• _演習の構成_:
(a) ウィンターカップの演技紹介について、「2021年ウィンターカップ、」から「は前に両足1歩大きく跳ねる。」までの範囲を書き直し、その中の「ドリッグス」を「Driggs」に置き換えてください。
(b) ウィンターカップの演技紹介の最後の文に続く部分を書き上げてください。

• _提示本文_:
==============================

ユル・モルダウアー - 2021年ウィンターカップ:個人総合の演技

MOLDAUER Yul (USA)
2021 Winter Cup Indianapolis, IN AA


2021年ウィンターカップ、ユル・モルダウアーは3位でした。いくつか構成を上げている種目がありますので演技を紹介しておきます。ローテーションは跳馬からでした。

#1 跳馬 VT


DEPenScore
ドリッグスKasamatsu Lay 3/25.29.10014.300

跳馬はいつものドリッグス。やや低い跳越に見えるが、空中姿勢は相変わらず美しい。着地は前に両足1歩大きく跳ねる。


#2 平行棒 PB


1.前方開脚5/4宙返り腕支持5/4 Front StrdDI
2.ハラダFront Uprise Back Toss 1/2DII
3.車輪ディアミドフGiant DiamidovDIII
4.棒下宙返り倒立Basket to HdstDIII
5.棒下宙返りひねり倒立Basket 1/2 to HdstEIII
6.マクーツMakutsEI
7.ヒーリーHealyDI
8.後方車輪倒立Back Giant to HdstCIII
9.フォキンGiant Back Toss Lay 1/2EIII
10.前方かかえ込み2回宙返りひねり下りDouble Front 1/2FIV

D:6.4
E:7.900
Score:14.300

久々に爆弾カットを復活させたうえ、新たにマクーツを取り入れてDスコアを大きく上げている。大きなミスのない演技に見えるが、細かいミスがカウントされたかEスコアは伸びなかった。


#3 鉄棒 HB


1.ツォウ・リミンZou LiminCI
2.アドラー1回ひねり片逆手Jam 1/1 to MGDIII
3.ヤマワキYamawakiDII
4.トカチェフTkatchevCII
5.後方とび車輪HopBI
6.後方とび車輪1回ひねりHop 1/1CI
7.後方とび車輪3/2ひねりHop 3/2 to MGCI
8.アドラーひねりJam 1/2DIII
9.後方片手車輪1 Arm Back GiantBI
10.後方伸身2回宙返り1回ひねり下りDouble Back Lay 1/1DIV

D:5.2
E:6.600
Score:11.800

鉄棒はコバチ(D)を抜くなどしてDスコアを抑えている。アドラーひねりで振り戻ってしまい大きく減点を受けたほか、アドラー系では膝の曲がりや決めの角度で減点を重ねてしまった模様。

==============================

• _抜粋データ_:
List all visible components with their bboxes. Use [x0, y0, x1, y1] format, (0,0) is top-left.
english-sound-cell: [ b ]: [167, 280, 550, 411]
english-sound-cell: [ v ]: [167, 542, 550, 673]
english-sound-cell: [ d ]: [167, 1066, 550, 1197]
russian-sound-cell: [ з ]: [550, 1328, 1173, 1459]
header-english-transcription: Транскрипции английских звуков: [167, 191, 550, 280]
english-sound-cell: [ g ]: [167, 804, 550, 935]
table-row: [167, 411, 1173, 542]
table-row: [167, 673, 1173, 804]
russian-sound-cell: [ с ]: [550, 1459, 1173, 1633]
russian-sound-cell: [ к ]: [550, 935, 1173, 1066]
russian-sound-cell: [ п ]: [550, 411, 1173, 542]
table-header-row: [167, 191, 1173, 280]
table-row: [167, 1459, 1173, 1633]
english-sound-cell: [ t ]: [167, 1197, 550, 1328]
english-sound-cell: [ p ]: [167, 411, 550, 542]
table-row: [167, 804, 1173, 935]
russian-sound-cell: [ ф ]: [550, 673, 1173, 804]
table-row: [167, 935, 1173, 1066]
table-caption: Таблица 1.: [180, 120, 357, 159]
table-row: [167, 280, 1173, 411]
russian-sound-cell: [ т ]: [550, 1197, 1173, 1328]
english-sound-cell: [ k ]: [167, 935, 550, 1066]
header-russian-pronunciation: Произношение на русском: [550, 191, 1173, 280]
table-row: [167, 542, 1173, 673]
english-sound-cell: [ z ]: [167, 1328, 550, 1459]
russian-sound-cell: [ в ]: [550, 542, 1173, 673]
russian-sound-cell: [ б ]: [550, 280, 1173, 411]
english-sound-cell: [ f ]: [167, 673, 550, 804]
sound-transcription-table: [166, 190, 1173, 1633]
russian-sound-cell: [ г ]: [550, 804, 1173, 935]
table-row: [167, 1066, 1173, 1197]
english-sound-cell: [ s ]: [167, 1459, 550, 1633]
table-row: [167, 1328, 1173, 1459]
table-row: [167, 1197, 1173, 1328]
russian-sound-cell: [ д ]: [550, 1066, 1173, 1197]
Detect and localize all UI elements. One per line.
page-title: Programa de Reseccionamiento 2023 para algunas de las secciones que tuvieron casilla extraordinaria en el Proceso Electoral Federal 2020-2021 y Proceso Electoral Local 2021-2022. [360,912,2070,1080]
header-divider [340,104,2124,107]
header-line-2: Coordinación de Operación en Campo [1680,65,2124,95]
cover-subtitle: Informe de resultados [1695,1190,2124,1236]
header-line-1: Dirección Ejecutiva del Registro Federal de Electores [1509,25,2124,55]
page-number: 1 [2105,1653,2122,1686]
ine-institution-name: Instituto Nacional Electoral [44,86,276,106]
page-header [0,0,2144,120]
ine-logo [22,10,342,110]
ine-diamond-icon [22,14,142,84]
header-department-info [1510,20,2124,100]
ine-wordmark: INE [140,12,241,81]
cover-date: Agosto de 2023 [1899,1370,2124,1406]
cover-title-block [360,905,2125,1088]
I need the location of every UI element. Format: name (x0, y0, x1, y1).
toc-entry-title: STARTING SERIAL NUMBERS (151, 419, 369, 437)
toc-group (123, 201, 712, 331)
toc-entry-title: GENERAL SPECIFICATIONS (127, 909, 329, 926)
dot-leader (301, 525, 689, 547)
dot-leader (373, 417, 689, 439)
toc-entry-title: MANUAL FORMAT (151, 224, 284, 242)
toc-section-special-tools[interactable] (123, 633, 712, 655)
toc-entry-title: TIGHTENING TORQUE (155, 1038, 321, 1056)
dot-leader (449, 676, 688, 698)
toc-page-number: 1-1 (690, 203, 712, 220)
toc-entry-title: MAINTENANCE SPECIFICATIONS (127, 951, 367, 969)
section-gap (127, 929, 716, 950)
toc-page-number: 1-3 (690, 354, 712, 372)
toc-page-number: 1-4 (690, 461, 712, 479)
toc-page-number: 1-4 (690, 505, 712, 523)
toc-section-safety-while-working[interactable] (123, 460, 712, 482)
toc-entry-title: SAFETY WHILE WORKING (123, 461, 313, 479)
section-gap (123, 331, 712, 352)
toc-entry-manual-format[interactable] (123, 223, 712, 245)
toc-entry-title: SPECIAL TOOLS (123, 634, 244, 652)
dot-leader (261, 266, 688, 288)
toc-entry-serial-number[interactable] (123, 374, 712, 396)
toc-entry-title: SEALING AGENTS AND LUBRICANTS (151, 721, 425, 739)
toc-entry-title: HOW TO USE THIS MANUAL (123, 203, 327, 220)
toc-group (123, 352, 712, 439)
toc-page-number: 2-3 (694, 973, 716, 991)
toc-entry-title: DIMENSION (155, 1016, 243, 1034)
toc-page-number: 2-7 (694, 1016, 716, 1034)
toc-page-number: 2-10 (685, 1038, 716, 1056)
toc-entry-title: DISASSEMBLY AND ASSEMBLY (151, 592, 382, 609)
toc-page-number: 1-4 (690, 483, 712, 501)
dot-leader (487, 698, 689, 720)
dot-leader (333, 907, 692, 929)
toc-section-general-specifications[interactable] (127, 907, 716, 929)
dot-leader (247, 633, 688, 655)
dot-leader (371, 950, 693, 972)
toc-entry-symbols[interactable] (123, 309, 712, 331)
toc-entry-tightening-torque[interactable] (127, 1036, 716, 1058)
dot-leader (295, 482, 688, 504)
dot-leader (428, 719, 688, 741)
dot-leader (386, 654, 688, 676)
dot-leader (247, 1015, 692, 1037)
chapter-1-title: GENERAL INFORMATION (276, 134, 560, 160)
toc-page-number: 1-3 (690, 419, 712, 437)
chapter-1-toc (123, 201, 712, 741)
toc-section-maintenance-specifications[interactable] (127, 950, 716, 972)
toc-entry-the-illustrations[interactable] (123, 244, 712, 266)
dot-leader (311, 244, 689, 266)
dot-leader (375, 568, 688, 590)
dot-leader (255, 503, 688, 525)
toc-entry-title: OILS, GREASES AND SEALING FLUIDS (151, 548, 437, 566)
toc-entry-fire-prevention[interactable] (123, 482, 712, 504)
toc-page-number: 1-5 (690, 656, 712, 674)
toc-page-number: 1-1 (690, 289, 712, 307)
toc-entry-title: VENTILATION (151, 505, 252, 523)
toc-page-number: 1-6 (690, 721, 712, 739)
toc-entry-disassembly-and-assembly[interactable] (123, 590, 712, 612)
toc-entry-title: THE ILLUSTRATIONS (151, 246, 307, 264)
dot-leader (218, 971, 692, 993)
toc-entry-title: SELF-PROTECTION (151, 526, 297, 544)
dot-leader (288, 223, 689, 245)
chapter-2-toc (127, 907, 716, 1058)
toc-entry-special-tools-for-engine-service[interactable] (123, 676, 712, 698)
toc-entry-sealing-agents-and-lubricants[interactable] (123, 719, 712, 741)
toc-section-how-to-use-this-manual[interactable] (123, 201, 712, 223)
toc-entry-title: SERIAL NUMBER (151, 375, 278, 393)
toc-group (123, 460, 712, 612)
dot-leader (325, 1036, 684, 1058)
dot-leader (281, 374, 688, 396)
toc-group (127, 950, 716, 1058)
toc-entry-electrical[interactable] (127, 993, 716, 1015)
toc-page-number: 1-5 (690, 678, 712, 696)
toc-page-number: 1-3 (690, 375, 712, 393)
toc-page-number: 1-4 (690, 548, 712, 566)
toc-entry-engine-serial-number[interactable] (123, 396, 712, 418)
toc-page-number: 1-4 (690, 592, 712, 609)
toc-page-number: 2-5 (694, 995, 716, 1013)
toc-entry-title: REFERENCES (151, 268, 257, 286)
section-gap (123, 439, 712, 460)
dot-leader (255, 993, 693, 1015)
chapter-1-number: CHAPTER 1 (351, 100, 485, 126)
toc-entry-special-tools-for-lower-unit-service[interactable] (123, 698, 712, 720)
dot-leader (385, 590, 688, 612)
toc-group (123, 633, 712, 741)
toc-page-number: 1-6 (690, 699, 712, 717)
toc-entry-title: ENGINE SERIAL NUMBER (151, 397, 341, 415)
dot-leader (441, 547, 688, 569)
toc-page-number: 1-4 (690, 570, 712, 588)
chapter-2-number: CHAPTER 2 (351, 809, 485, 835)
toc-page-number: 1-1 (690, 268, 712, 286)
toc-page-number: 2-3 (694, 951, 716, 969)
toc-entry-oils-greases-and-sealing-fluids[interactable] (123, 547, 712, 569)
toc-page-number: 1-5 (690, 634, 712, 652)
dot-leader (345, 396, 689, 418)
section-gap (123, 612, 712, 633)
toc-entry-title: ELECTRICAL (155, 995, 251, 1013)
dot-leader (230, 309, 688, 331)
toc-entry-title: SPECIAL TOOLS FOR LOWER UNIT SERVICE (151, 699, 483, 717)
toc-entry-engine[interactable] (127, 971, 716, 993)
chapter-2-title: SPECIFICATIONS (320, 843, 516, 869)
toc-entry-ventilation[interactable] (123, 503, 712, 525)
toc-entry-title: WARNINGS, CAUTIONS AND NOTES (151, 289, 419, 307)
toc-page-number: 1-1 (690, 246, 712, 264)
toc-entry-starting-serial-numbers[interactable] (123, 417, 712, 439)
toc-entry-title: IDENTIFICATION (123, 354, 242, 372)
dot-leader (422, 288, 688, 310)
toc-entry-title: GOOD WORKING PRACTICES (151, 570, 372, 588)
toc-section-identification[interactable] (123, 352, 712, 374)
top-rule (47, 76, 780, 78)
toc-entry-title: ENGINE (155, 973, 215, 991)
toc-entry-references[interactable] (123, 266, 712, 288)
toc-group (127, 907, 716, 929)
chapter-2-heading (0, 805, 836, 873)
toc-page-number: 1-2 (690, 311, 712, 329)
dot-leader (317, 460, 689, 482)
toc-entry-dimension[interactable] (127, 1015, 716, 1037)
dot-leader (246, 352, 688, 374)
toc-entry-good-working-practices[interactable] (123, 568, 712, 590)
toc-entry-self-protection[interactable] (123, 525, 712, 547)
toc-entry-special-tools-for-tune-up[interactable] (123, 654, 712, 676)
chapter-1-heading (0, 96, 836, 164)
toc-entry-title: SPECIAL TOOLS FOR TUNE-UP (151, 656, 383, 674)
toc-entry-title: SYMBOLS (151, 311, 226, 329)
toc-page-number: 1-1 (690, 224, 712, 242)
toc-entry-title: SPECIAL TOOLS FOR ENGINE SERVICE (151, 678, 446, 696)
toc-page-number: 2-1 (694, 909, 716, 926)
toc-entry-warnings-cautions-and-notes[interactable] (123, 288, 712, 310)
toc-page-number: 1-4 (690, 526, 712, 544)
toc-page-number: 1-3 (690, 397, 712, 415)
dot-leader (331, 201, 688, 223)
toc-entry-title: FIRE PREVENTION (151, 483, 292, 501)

==============================

• _解答一覧_:
(a)
2021年ウィンターカップ、ユル・モルダウアーは3位でした。いくつか構成を上げている種目がありますので演技を紹介しておきます。ローテーションは跳馬からでした。

#1 跳馬 VT


DEPenScore
DriggsKasamatsu Lay 3/25.29.10014.300

跳馬はいつものDriggs。やや低い跳越に見えるが、空中姿勢は相変わらず美しい。着地は前に両足1歩大きく跳ねる。

(b)
#4 ゆか FX


1.前方伸身宙返り5/2ひねりFront Lay 5/2EII
2.後ろとびひねり前方かかえ込み2回宙返りひねりArabian Double 1/2DIII
3.前方伸身宙返り2回ひねりFront Lay 2/1DII
4.~前方伸身宙返り1回ひねり+ Front Lay 1/1CII(CV:0.1)
5.シュピンデル・ゴゴラーゼ1/1 Spindle to GogoladzeDI
6.ゴゴラーゼGogoladzeCI
7.後方伸身宙返り5/2ひねりBack Lay 5/2DIII
8.~前方伸身宙返りひねり+ Front Lay 1/2BII(CV:0.1)
9.後方伸身宙返り2回ひねりBack Lay 2/1CIII
10.後方伸身宙返り3回ひねりBack Lay 3/1DIII

D:5.8
E:8.100
Score:13.900

難しい組合せは抜いているが、Dスコア5.8の標準的な構成を持ってきた。得意の着地はあまり決まらず、Eスコアは伸びなかった。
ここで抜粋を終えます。